▸ **DATA SECTION**:
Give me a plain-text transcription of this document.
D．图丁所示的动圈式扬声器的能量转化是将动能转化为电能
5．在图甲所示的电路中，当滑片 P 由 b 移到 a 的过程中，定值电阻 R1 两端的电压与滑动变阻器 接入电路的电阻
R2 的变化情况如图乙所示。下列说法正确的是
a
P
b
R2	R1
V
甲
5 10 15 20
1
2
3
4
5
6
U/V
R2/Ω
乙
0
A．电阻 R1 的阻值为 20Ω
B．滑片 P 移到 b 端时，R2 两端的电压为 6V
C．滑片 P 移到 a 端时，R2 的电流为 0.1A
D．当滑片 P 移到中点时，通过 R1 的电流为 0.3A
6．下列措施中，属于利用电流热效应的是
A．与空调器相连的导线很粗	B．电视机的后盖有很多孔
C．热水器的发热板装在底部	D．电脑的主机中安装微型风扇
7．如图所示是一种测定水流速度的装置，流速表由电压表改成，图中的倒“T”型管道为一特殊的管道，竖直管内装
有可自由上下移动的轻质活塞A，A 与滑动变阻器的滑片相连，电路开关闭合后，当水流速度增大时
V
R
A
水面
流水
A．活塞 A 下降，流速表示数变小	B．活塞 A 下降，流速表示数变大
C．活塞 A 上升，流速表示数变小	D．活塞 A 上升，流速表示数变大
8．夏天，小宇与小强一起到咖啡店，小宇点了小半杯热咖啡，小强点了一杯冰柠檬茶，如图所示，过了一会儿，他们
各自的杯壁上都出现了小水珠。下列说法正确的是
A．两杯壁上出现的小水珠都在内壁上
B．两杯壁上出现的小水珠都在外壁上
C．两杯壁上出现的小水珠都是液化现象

▸ **SET EXERCISE**:
Copy every line verbatim.

▸ **THE REPLY**:
Give me a plain-text transcription of this document.
D．图丁所示的动圈式扬声器的能量转化是将动能转化为电能
5．在图甲所示的电路中，当滑片 P 由 b 移到 a 的过程中，定值电阻 R1 两端的电压与滑动变阻器 接入电路的电阻
R2 的变化情况如图乙所示。下列说法正确的是
a
P
b
R2	R1
V
甲
5 10 15 20
1
2
3
4
5
6
U/V
R2/Ω
乙
0
A．电阻 R1 的阻值为 20Ω
B．滑片 P 移到 b 端时，R2 两端的电压为 6V
C．滑片 P 移到 a 端时，R2 的电流为 0.1A
D．当滑片 P 移到中点时，通过 R1 的电流为 0.3A
6．下列措施中，属于利用电流热效应的是
A．与空调器相连的导线很粗	B．电视机的后盖有很多孔
C．热水器的发热板装在底部	D．电脑的主机中安装微型风扇
7．如图所示是一种测定水流速度的装置，流速表由电压表改成，图中的倒“T”型管道为一特殊的管道，竖直管内装
有可自由上下移动的轻质活塞A，A 与滑动变阻器的滑片相连，电路开关闭合后，当水流速度增大时
V
R
A
水面
流水
A．活塞 A 下降，流速表示数变小	B．活塞 A 下降，流速表示数变大
C．活塞 A 上升，流速表示数变小	D．活塞 A 上升，流速表示数变大
8．夏天，小宇与小强一起到咖啡店，小宇点了小半杯热咖啡，小强点了一杯冰柠檬茶，如图所示，过了一会儿，他们
各自的杯壁上都出现了小水珠。下列说法正确的是
A．两杯壁上出现的小水珠都在内壁上
B．两杯壁上出现的小水珠都在外壁上
C．两杯壁上出现的小水珠都是液化现象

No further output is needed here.